(WHAT IS NEEDED)
Every line that includes the word "paliva" is to be listed.

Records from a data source
==============================

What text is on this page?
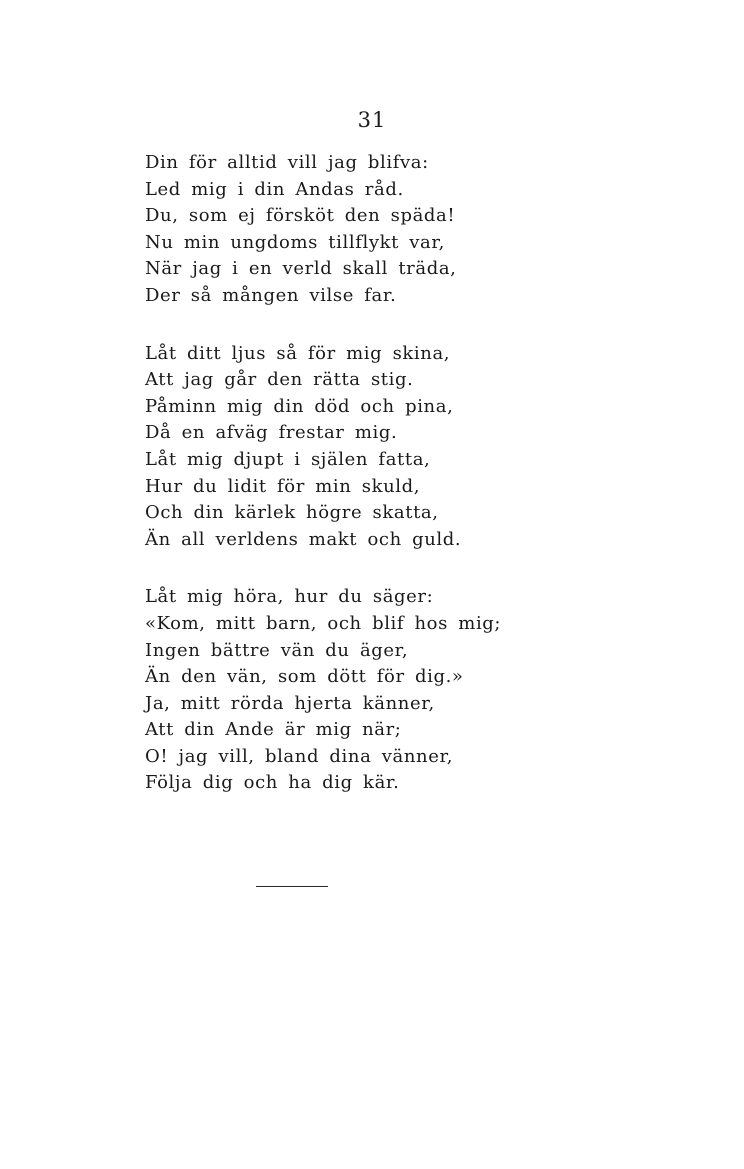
31
Din för alltid vill jag blifva:
Led mig i din Andas råd.
Du, som ej försköt den späda!
Nu min ungdoms tillflykt var,
När jag i en verld skall träda,
Der så mången vilse far.
Låt ditt ljus så för mig skina,
Att jag går den rätta stig.
Påminn mig din död och pina,
Då en afväg frestar mig.
Låt mig djupt i själen fatta,
Hur du lidit för min skuld,
Och din kärlek högre skatta,
Än all verldens makt och guld.
Låt mig höra, hur du säger:
«Kom, mitt barn, och blif hos mig;
Ingen bättre vän du äger,
Än den vän, som dött för dig.»
Ja, mitt rörda hjerta känner,
Att din Ande är mig när;
O! jag vill, bland dina vänner,
Följa dig och ha dig kär.
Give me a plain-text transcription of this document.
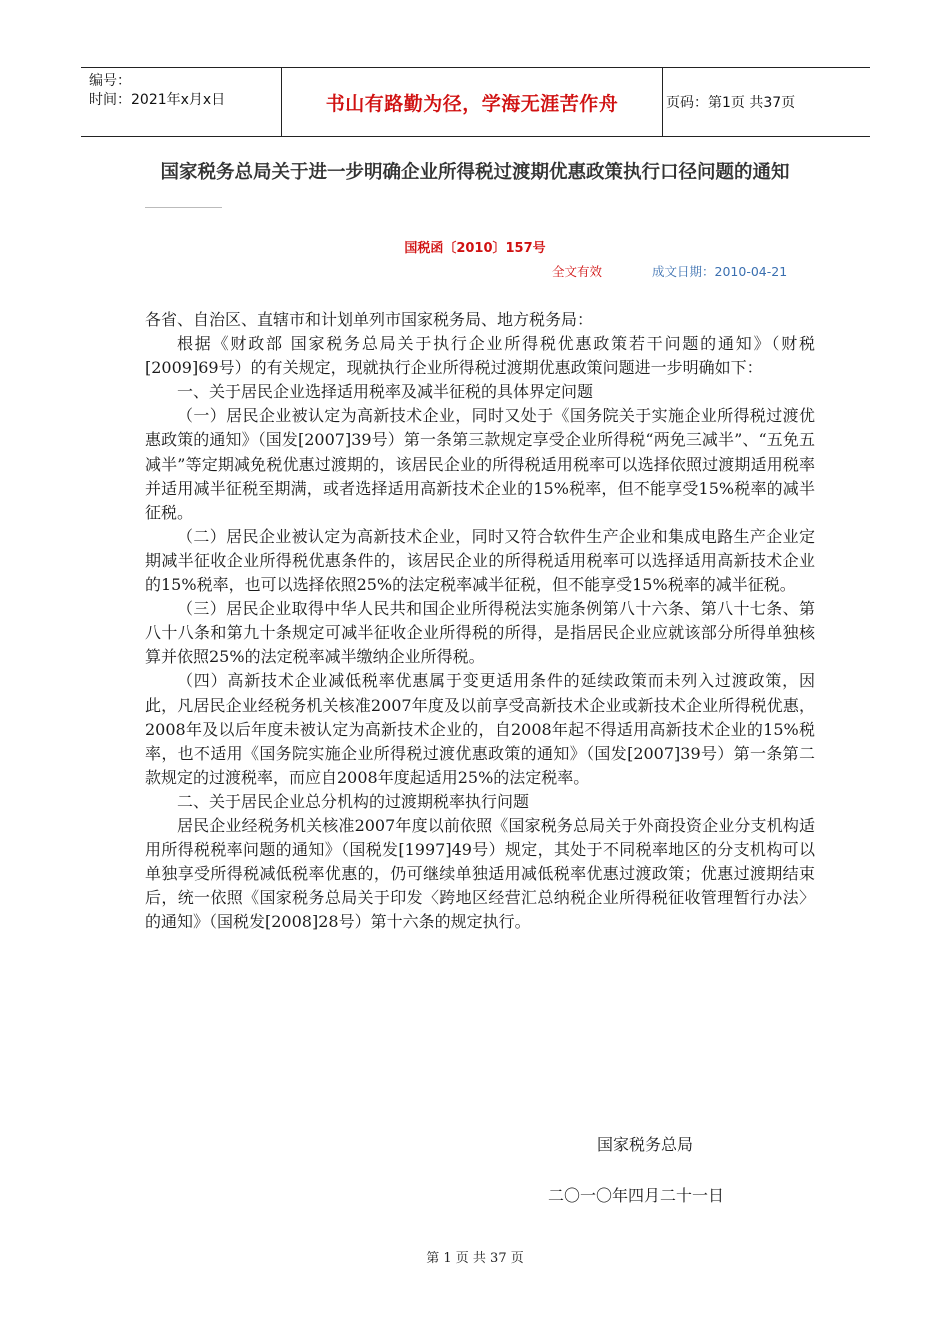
编号：
时间：2021年x月x日	书山有路勤为径，学海无涯苦作舟	页码：第1页 共37页
国家税务总局关于进一步明确企业所得税过渡期优惠政策执行口径问题的通知
国税函〔2010〕157号
全文有效	成文日期：2010-04-21

各省、自治区、直辖市和计划单列市国家税务局、地方税务局：

根据《财政部 国家税务总局关于执行企业所得税优惠政策若干问题的通知》（财税[2009]69号）的有关规定，现就执行企业所得税过渡期优惠政策问题进一步明确如下：

一、关于居民企业选择适用税率及减半征税的具体界定问题

（一）居民企业被认定为高新技术企业，同时又处于《国务院关于实施企业所得税过渡优惠政策的通知》（国发[2007]39号）第一条第三款规定享受企业所得税“两免三减半”、“五免五减半”等定期减免税优惠过渡期的，该居民企业的所得税适用税率可以选择依照过渡期适用税率并适用减半征税至期满，或者选择适用高新技术企业的15%税率，但不能享受15%税率的减半征税。

（二）居民企业被认定为高新技术企业，同时又符合软件生产企业和集成电路生产企业定期减半征收企业所得税优惠条件的，该居民企业的所得税适用税率可以选择适用高新技术企业的15%税率，也可以选择依照25%的法定税率减半征税，但不能享受15%税率的减半征税。

（三）居民企业取得中华人民共和国企业所得税法实施条例第八十六条、第八十七条、第八十八条和第九十条规定可减半征收企业所得税的所得，是指居民企业应就该部分所得单独核算并依照25%的法定税率减半缴纳企业所得税。

（四）高新技术企业减低税率优惠属于变更适用条件的延续政策而未列入过渡政策，因此，凡居民企业经税务机关核准2007年度及以前享受高新技术企业或新技术企业所得税优惠，2008年及以后年度未被认定为高新技术企业的，自2008年起不得适用高新技术企业的15%税率，也不适用《国务院实施企业所得税过渡优惠政策的通知》（国发[2007]39号）第一条第二款规定的过渡税率，而应自2008年度起适用25%的法定税率。

二、关于居民企业总分机构的过渡期税率执行问题

居民企业经税务机关核准2007年度以前依照《国家税务总局关于外商投资企业分支机构适用所得税税率问题的通知》（国税发[1997]49号）规定，其处于不同税率地区的分支机构可以单独享受所得税减低税率优惠的，仍可继续单独适用减低税率优惠过渡政策；优惠过渡期结束后，统一依照《国家税务总局关于印发〈跨地区经营汇总纳税企业所得税征收管理暂行办法〉的通知》（国税发[2008]28号）第十六条的规定执行。

国家税务总局
二〇一〇年四月二十一日
第 1 页 共 37 页
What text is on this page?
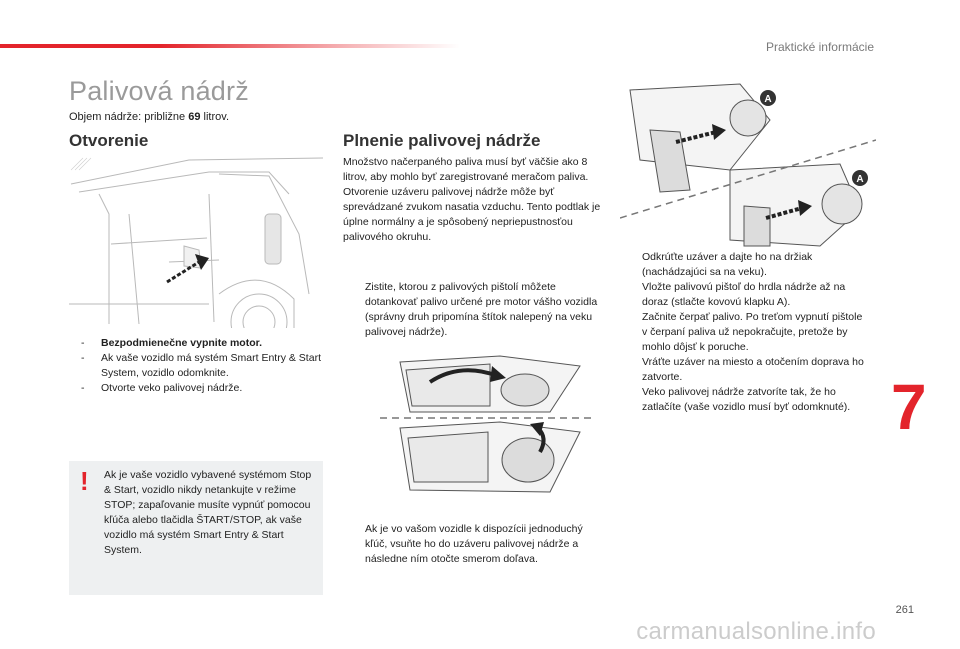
Praktické informácie
Palivová nádrž
Objem nádrže: približne 69 litrov.
Otvorenie
- Bezpodmienečne vypnite motor.
- Ak vaše vozidlo má systém Smart Entry & Start System, vozidlo odomknite.
- Otvorte veko palivovej nádrže.
! Ak je vaše vozidlo vybavené systémom Stop & Start, vozidlo nikdy netankujte v režime STOP; zapaľovanie musíte vypnúť pomocou kľúča alebo tlačidla ŠTART/STOP, ak vaše vozidlo má systém Smart Entry & Start System.
Plnenie palivovej nádrže
Množstvo načerpaného paliva musí byť väčšie ako 8 litrov, aby mohlo byť zaregistrované meračom paliva.
Otvorenie uzáveru palivovej nádrže môže byť sprevádzané zvukom nasatia vzduchu. Tento podtlak je úplne normálny a je spôsobený nepriepustnosťou palivového okruhu.
Zistite, ktorou z palivových pištolí môžete dotankovať palivo určené pre motor vášho vozidla (správny druh pripomína štítok nalepený na veku palivovej nádrže).
Ak je vo vašom vozidle k dispozícii jednoduchý kľúč, vsuňte ho do uzáveru palivovej nádrže a následne ním otočte smerom doľava.
A
A
Odkrúťte uzáver a dajte ho na držiak (nachádzajúci sa na veku).
Vložte palivovú pištoľ do hrdla nádrže až na doraz (stlačte kovovú klapku A).
Začnite čerpať palivo. Po treťom vypnutí pištole v čerpaní paliva už nepokračujte, pretože by mohlo dôjsť k poruche.
Vráťte uzáver na miesto a otočením doprava ho zatvorte.
Veko palivovej nádrže zatvoríte tak, že ho zatlačíte (vaše vozidlo musí byť odomknuté). 7
261
carmanualsonline.info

==============================

(ANSWER FOR THE TASK)
Množstvo načerpaného paliva musí byť väčšie ako 8 litrov, aby mohlo byť zaregistrované meračom paliva.
Začnite čerpať palivo. Po treťom vypnutí pištole v čerpaní paliva už nepokračujte, pretože by mohlo dôjsť k poruche.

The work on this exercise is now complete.